- WHAT THIS TASK INVOLVES: Copy, in full, each line of the material that holds the word "JSON".

(Excerpts from a figure dataset)
----
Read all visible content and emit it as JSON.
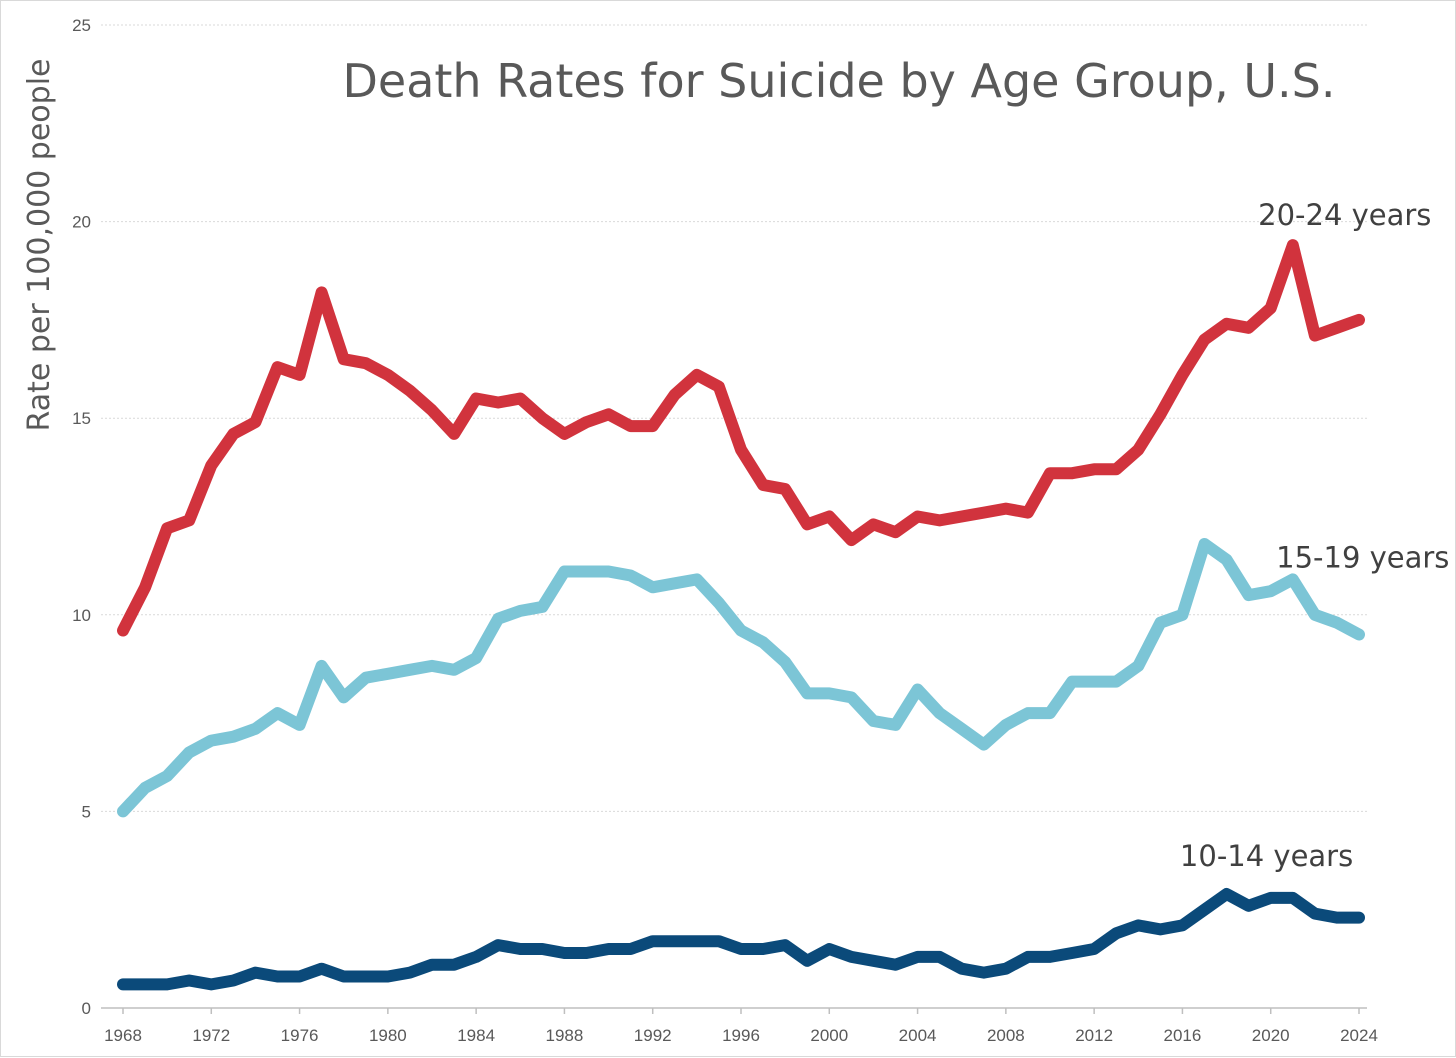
{
  "chart_data": {
    "type": "line",
    "title": "Death Rates for Suicide by Age Group, U.S.",
    "xlabel": "",
    "ylabel": "Rate per 100,000 people",
    "xlim": [
      1968,
      2024
    ],
    "ylim": [
      0,
      25
    ],
    "yticks": [
      "0",
      "5",
      "10",
      "15",
      "20",
      "25"
    ],
    "xticks": [
      "1968",
      "1972",
      "1976",
      "1980",
      "1984",
      "1988",
      "1992",
      "1996",
      "2000",
      "2004",
      "2008",
      "2012",
      "2016",
      "2020",
      "2024"
    ],
    "grid": true,
    "x": [
      1968,
      1969,
      1970,
      1971,
      1972,
      1973,
      1974,
      1975,
      1976,
      1977,
      1978,
      1979,
      1980,
      1981,
      1982,
      1983,
      1984,
      1985,
      1986,
      1987,
      1988,
      1989,
      1990,
      1991,
      1992,
      1993,
      1994,
      1995,
      1996,
      1997,
      1998,
      1999,
      2000,
      2001,
      2002,
      2003,
      2004,
      2005,
      2006,
      2007,
      2008,
      2009,
      2010,
      2011,
      2012,
      2013,
      2014,
      2015,
      2016,
      2017,
      2018,
      2019,
      2020,
      2021,
      2022,
      2023,
      2024
    ],
    "series": [
      {
        "name": "20-24 years",
        "color": "#d1333d",
        "values": [
          9.6,
          10.7,
          12.2,
          12.4,
          13.8,
          14.6,
          14.9,
          16.3,
          16.1,
          18.2,
          16.5,
          16.4,
          16.1,
          15.7,
          15.2,
          14.6,
          15.5,
          15.4,
          15.5,
          15.0,
          14.6,
          14.9,
          15.1,
          14.8,
          14.8,
          15.6,
          16.1,
          15.8,
          14.2,
          13.3,
          13.2,
          12.3,
          12.5,
          11.9,
          12.3,
          12.1,
          12.5,
          12.4,
          12.5,
          12.6,
          12.7,
          12.6,
          13.6,
          13.6,
          13.7,
          13.7,
          14.2,
          15.1,
          16.1,
          17.0,
          17.4,
          17.3,
          17.8,
          19.4,
          17.1,
          17.3,
          17.5
        ]
      },
      {
        "name": "15-19 years",
        "color": "#7cc5d6",
        "values": [
          5.0,
          5.6,
          5.9,
          6.5,
          6.8,
          6.9,
          7.1,
          7.5,
          7.2,
          8.7,
          7.9,
          8.4,
          8.5,
          8.6,
          8.7,
          8.6,
          8.9,
          9.9,
          10.1,
          10.2,
          11.1,
          11.1,
          11.1,
          11.0,
          10.7,
          10.8,
          10.9,
          10.3,
          9.6,
          9.3,
          8.8,
          8.0,
          8.0,
          7.9,
          7.3,
          7.2,
          8.1,
          7.5,
          7.1,
          6.7,
          7.2,
          7.5,
          7.5,
          8.3,
          8.3,
          8.3,
          8.7,
          9.8,
          10.0,
          11.8,
          11.4,
          10.5,
          10.6,
          10.9,
          10.0,
          9.8,
          9.5
        ]
      },
      {
        "name": "10-14 years",
        "color": "#0b4a7a",
        "values": [
          0.6,
          0.6,
          0.6,
          0.7,
          0.6,
          0.7,
          0.9,
          0.8,
          0.8,
          1.0,
          0.8,
          0.8,
          0.8,
          0.9,
          1.1,
          1.1,
          1.3,
          1.6,
          1.5,
          1.5,
          1.4,
          1.4,
          1.5,
          1.5,
          1.7,
          1.7,
          1.7,
          1.7,
          1.5,
          1.5,
          1.6,
          1.2,
          1.5,
          1.3,
          1.2,
          1.1,
          1.3,
          1.3,
          1.0,
          0.9,
          1.0,
          1.3,
          1.3,
          1.4,
          1.5,
          1.9,
          2.1,
          2.0,
          2.1,
          2.5,
          2.9,
          2.6,
          2.8,
          2.8,
          2.4,
          2.3,
          2.3
        ]
      }
    ]
  }
}
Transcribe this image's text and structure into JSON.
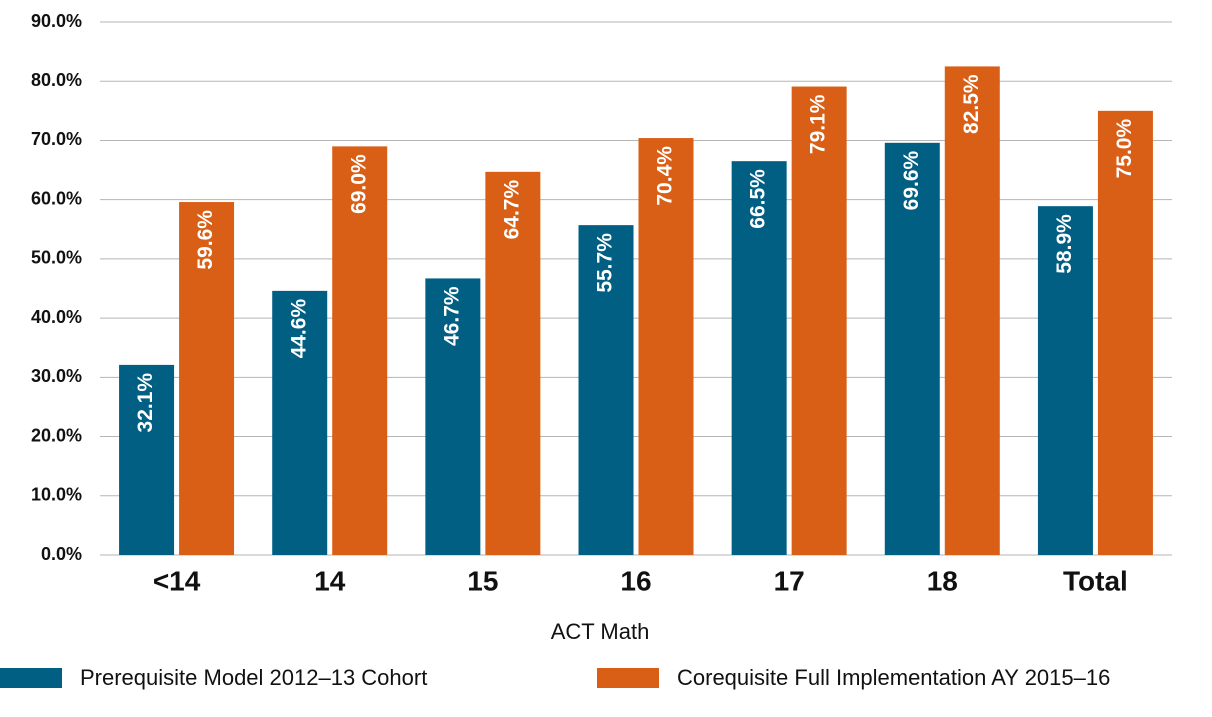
{
  "chart_data": {
    "type": "bar",
    "x_label": "ACT Math",
    "categories": [
      "<14",
      "14",
      "15",
      "16",
      "17",
      "18",
      "Total"
    ],
    "series": [
      {
        "name": "Prerequisite Model 2012–13 Cohort",
        "color": "#005f83",
        "values": [
          32.1,
          44.6,
          46.7,
          55.7,
          66.5,
          69.6,
          58.9
        ],
        "value_labels": [
          "32.1%",
          "44.6%",
          "46.7%",
          "55.7%",
          "66.5%",
          "69.6%",
          "58.9%"
        ]
      },
      {
        "name": "Corequisite Full Implementation AY 2015–16",
        "color": "#d95f16",
        "values": [
          59.6,
          69.0,
          64.7,
          70.4,
          79.1,
          82.5,
          75.0
        ],
        "value_labels": [
          "59.6%",
          "69.0%",
          "64.7%",
          "70.4%",
          "79.1%",
          "82.5%",
          "75.0%"
        ]
      }
    ],
    "ylim": [
      0,
      90
    ],
    "yticks": [
      {
        "value": 0,
        "label": "0.0%"
      },
      {
        "value": 10,
        "label": "10.0%"
      },
      {
        "value": 20,
        "label": "20.0%"
      },
      {
        "value": 30,
        "label": "30.0%"
      },
      {
        "value": 40,
        "label": "40.0%"
      },
      {
        "value": 50,
        "label": "50.0%"
      },
      {
        "value": 60,
        "label": "60.0%"
      },
      {
        "value": 70,
        "label": "70.0%"
      },
      {
        "value": 80,
        "label": "80.0%"
      },
      {
        "value": 90,
        "label": "90.0%"
      }
    ],
    "grid": true,
    "legend": "bottom"
  }
}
----
- FULL ANSWER:
Read all visible content and emit it as JSON.
Transcribe this image's text and structure into JSON.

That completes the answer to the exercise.